(Stored data)
---

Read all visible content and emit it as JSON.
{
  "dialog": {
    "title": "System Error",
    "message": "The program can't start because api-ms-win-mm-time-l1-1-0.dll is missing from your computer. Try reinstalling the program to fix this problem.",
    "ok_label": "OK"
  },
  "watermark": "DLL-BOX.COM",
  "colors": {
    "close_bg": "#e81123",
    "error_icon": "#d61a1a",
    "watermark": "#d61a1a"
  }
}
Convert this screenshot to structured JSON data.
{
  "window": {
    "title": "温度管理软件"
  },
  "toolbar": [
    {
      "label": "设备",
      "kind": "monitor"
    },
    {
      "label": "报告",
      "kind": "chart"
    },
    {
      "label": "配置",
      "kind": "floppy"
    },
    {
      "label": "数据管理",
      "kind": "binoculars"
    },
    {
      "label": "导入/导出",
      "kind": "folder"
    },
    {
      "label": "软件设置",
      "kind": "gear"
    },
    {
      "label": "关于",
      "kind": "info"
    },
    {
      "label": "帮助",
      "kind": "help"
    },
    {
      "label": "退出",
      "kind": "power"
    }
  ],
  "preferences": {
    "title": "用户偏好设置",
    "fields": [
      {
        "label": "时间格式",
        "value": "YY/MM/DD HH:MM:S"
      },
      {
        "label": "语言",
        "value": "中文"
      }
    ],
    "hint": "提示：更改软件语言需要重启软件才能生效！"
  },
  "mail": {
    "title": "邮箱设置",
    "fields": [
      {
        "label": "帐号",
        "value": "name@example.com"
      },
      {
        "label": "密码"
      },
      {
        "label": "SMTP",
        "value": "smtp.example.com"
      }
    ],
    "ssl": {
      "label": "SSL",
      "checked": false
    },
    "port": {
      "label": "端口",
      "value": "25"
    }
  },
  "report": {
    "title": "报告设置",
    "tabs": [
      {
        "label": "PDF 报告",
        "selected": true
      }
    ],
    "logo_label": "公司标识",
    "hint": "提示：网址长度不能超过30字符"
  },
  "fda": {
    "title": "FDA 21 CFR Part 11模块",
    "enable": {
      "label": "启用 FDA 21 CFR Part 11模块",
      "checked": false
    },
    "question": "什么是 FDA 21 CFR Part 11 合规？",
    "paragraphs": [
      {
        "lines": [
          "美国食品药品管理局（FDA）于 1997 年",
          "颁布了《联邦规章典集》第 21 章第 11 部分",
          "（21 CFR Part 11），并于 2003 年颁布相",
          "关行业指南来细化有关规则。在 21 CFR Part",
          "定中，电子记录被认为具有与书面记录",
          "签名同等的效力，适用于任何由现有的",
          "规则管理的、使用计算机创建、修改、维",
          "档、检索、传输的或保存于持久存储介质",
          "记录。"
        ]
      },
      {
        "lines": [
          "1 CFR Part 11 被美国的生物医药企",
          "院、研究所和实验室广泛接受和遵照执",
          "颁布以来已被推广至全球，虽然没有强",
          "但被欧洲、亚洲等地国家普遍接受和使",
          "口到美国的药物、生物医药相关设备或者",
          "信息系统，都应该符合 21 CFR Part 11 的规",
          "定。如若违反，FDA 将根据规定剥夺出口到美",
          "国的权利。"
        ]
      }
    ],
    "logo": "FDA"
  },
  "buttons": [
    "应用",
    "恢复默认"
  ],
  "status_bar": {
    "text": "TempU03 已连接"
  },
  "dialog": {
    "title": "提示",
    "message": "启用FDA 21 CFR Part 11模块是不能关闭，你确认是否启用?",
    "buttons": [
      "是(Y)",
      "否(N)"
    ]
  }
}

---

Reproduce the material exactly, with every line intact.

* _CORRECT RESULT_
Read all visible content and emit it as JSON.
{
  "dialog": {
    "title": "System Error",
    "message": "The program can't start because api-ms-win-mm-time-l1-1-0.dll is missing from your computer. Try reinstalling the program to fix this problem.",
    "ok_label": "OK"
  },
  "watermark": "DLL-BOX.COM",
  "colors": {
    "close_bg": "#e81123",
    "error_icon": "#d61a1a",
    "watermark": "#d61a1a"
  }
}
Convert this screenshot to structured JSON data.
{
  "window": {
    "title": "温度管理软件"
  },
  "toolbar": [
    {
      "label": "设备",
      "kind": "monitor"
    },
    {
      "label": "报告",
      "kind": "chart"
    },
    {
      "label": "配置",
      "kind": "floppy"
    },
    {
      "label": "数据管理",
      "kind": "binoculars"
    },
    {
      "label": "导入/导出",
      "kind": "folder"
    },
    {
      "label": "软件设置",
      "kind": "gear"
    },
    {
      "label": "关于",
      "kind": "info"
    },
    {
      "label": "帮助",
      "kind": "help"
    },
    {
      "label": "退出",
      "kind": "power"
    }
  ],
  "preferences": {
    "title": "用户偏好设置",
    "fields": [
      {
        "label": "时间格式",
        "value": "YY/MM/DD HH:MM:S"
      },
      {
        "label": "语言",
        "value": "中文"
      }
    ],
    "hint": "提示：更改软件语言需要重启软件才能生效！"
  },
  "mail": {
    "title": "邮箱设置",
    "fields": [
      {
        "label": "帐号",
        "value": "name@example.com"
      },
      {
        "label": "密码"
      },
      {
        "label": "SMTP",
        "value": "smtp.example.com"
      }
    ],
    "ssl": {
      "label": "SSL",
      "checked": false
    },
    "port": {
      "label": "端口",
      "value": "25"
    }
  },
  "report": {
    "title": "报告设置",
    "tabs": [
      {
        "label": "PDF 报告",
        "selected": true
      }
    ],
    "logo_label": "公司标识",
    "hint": "提示：网址长度不能超过30字符"
  },
  "fda": {
    "title": "FDA 21 CFR Part 11模块",
    "enable": {
      "label": "启用 FDA 21 CFR Part 11模块",
      "checked": false
    },
    "question": "什么是 FDA 21 CFR Part 11 合规？",
    "paragraphs": [
      {
        "lines": [
          "美国食品药品管理局（FDA）于 1997 年",
          "颁布了《联邦规章典集》第 21 章第 11 部分",
          "（21 CFR Part 11），并于 2003 年颁布相",
          "关行业指南来细化有关规则。在 21 CFR Part",
          "定中，电子记录被认为具有与书面记录",
          "签名同等的效力，适用于任何由现有的",
          "规则管理的、使用计算机创建、修改、维",
          "档、检索、传输的或保存于持久存储介质",
          "记录。"
        ]
      },
      {
        "lines": [
          "1 CFR Part 11 被美国的生物医药企",
          "院、研究所和实验室广泛接受和遵照执",
          "颁布以来已被推广至全球，虽然没有强",
          "但被欧洲、亚洲等地国家普遍接受和使",
          "口到美国的药物、生物医药相关设备或者",
          "信息系统，都应该符合 21 CFR Part 11 的规",
          "定。如若违反，FDA 将根据规定剥夺出口到美",
          "国的权利。"
        ]
      }
    ],
    "logo": "FDA"
  },
  "buttons": [
    "应用",
    "恢复默认"
  ],
  "status_bar": {
    "text": "TempU03 已连接"
  },
  "dialog": {
    "title": "提示",
    "message": "启用FDA 21 CFR Part 11模块是不能关闭，你确认是否启用?",
    "buttons": [
      "是(Y)",
      "否(N)"
    ]
  }
}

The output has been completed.